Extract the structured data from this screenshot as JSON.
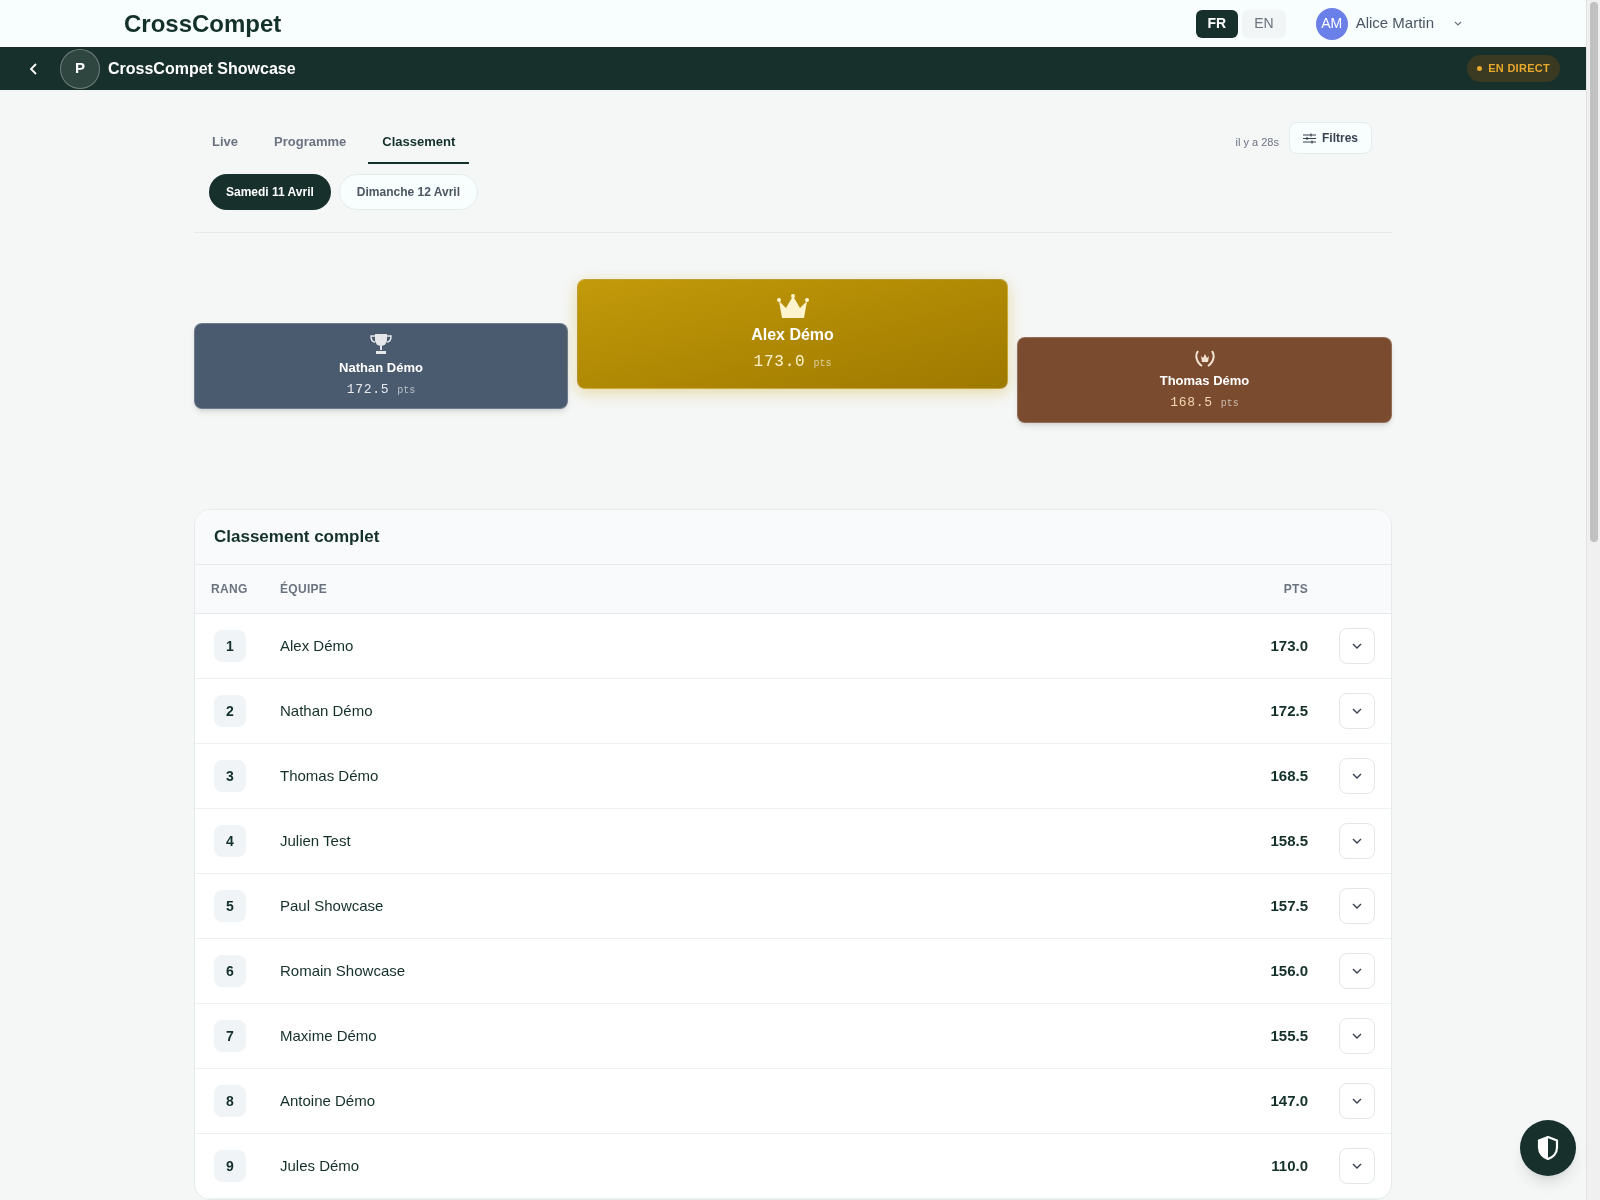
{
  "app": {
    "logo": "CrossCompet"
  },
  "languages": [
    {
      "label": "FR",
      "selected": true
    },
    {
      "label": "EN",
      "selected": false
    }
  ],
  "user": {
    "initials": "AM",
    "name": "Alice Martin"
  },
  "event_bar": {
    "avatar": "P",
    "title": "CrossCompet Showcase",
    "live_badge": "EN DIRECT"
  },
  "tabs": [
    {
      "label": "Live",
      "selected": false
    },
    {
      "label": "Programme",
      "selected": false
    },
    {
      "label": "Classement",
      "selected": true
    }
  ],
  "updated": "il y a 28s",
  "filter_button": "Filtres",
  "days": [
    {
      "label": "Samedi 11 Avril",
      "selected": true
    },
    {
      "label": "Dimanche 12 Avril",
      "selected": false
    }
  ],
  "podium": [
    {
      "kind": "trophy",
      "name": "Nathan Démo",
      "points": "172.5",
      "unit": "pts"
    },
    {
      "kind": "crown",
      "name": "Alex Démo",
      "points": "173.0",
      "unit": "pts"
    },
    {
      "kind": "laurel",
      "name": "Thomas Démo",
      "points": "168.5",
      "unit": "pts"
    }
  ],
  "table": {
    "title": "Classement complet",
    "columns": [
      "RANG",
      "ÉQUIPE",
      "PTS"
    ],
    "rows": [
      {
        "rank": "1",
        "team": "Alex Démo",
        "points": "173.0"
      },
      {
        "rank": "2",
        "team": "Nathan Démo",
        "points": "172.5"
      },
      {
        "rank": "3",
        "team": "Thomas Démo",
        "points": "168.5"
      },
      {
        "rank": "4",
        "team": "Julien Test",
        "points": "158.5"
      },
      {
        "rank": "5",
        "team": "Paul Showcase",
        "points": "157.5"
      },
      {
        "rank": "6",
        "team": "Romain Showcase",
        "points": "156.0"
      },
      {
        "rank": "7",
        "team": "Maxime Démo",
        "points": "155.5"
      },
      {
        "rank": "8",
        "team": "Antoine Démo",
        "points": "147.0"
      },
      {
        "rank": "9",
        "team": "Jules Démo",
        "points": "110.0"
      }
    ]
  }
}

━━━━━━━━━━━━━━━━━━━━

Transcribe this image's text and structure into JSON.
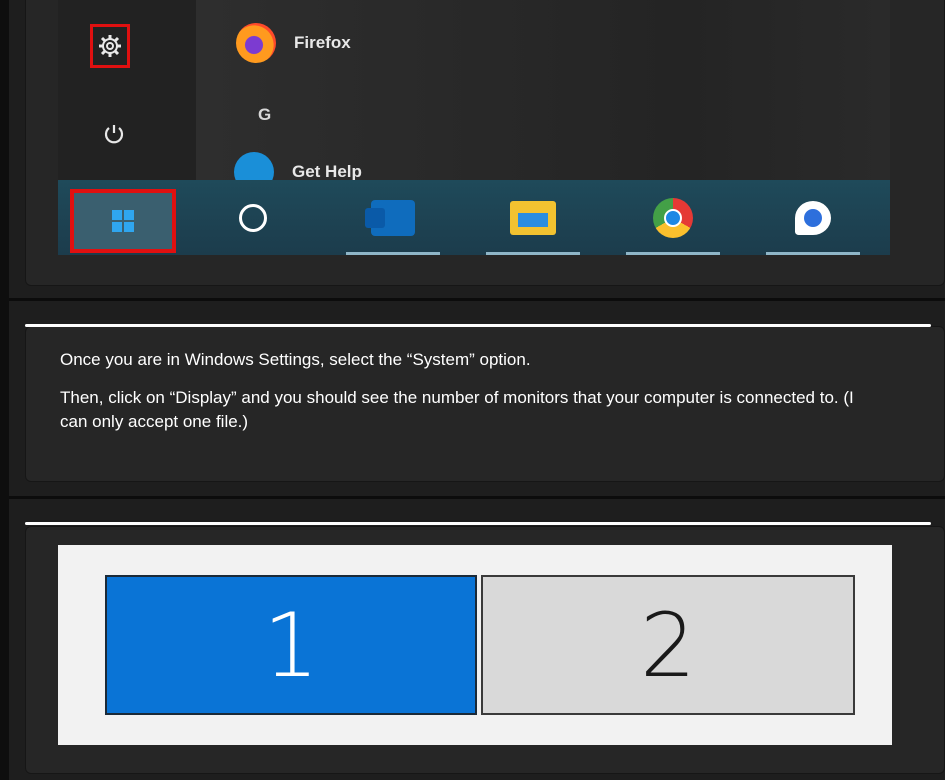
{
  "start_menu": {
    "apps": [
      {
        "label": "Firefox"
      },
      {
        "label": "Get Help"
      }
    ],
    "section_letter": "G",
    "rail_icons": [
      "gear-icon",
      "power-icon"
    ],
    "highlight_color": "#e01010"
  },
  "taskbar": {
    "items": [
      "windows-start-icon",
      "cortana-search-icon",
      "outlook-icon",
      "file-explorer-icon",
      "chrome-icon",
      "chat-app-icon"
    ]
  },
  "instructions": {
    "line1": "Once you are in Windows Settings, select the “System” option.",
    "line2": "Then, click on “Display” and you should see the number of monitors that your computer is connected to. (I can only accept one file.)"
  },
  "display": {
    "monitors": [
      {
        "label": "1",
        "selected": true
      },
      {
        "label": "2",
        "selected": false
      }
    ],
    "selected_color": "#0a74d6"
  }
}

━━━━━━━━━━━━━━━━━━━━

# EXERCISE OBJECTIVE
Where a line of the records above holds the word "monitors", copy that line.

# CORRECT RESULT
    "line2": "Then, click on “Display” and you should see the number of monitors that your computer is connected to. (I can only accept one file.)"
    "monitors": [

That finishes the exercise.